# Exercise details:
Copy out lines with the word "this" from the material that follows.
--- start ---
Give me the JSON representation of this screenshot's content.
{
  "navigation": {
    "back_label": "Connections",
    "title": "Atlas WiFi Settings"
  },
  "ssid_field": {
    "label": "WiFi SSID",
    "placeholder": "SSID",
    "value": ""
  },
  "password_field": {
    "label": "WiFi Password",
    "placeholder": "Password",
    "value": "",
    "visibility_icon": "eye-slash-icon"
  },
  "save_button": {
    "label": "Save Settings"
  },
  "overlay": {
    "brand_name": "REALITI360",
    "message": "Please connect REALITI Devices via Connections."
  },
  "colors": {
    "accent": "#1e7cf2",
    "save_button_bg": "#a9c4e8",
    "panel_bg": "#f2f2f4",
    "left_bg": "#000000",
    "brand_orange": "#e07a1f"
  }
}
--- end ---
--- start ---
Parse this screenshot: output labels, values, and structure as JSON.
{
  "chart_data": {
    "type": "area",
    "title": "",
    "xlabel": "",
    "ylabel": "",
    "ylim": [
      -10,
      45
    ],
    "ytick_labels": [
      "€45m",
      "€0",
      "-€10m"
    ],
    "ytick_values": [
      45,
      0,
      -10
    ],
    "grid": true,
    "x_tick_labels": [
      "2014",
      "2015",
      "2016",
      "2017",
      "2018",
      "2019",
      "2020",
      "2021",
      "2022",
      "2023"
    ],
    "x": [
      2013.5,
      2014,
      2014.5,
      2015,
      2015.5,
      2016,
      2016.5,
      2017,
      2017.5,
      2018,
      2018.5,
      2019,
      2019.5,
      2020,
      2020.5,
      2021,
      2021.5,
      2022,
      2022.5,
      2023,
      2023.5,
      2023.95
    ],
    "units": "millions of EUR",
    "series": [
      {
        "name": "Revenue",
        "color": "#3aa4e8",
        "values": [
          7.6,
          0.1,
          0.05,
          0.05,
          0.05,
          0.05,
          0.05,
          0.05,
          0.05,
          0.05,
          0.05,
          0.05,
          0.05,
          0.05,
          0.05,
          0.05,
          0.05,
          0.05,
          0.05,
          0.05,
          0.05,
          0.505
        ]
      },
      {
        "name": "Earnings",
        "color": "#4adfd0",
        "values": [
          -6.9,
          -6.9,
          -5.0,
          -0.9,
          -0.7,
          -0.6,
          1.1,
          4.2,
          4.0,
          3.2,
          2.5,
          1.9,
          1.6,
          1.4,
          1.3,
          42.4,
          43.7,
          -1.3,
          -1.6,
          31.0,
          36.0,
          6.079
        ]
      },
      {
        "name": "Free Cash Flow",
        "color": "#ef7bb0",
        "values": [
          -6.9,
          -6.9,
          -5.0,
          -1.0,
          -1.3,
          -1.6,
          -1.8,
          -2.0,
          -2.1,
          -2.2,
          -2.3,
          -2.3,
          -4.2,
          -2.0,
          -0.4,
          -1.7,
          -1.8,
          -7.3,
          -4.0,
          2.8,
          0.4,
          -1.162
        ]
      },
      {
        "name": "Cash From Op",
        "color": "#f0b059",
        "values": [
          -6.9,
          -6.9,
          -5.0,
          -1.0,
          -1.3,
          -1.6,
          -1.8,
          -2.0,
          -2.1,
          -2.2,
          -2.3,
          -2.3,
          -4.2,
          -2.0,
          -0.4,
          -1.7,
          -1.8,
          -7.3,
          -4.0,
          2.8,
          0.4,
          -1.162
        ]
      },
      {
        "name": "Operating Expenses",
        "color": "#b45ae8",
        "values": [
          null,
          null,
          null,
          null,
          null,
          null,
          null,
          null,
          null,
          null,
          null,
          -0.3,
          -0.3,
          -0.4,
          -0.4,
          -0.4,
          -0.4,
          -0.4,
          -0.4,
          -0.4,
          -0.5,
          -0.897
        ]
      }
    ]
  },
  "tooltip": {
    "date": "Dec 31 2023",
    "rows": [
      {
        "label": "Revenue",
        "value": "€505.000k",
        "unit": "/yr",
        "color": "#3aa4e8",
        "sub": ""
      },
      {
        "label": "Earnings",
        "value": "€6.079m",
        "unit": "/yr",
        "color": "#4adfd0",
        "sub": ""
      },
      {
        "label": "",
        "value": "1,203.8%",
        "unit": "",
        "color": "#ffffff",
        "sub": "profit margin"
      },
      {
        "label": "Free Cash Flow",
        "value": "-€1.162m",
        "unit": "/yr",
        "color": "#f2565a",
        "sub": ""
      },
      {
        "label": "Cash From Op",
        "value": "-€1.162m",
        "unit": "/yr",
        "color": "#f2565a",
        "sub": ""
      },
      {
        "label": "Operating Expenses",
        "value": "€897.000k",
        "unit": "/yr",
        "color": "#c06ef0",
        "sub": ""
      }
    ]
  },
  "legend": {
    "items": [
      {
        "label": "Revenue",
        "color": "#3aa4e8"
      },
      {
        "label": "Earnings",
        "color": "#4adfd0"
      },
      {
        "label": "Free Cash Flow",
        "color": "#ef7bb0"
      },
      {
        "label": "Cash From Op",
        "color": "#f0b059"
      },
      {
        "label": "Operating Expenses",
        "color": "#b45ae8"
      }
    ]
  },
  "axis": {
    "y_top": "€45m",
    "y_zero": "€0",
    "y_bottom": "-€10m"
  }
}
--- end ---
# Full answer:
Give me the JSON representation of this screenshot's content.
Parse this screenshot: output labels, values, and structure as JSON.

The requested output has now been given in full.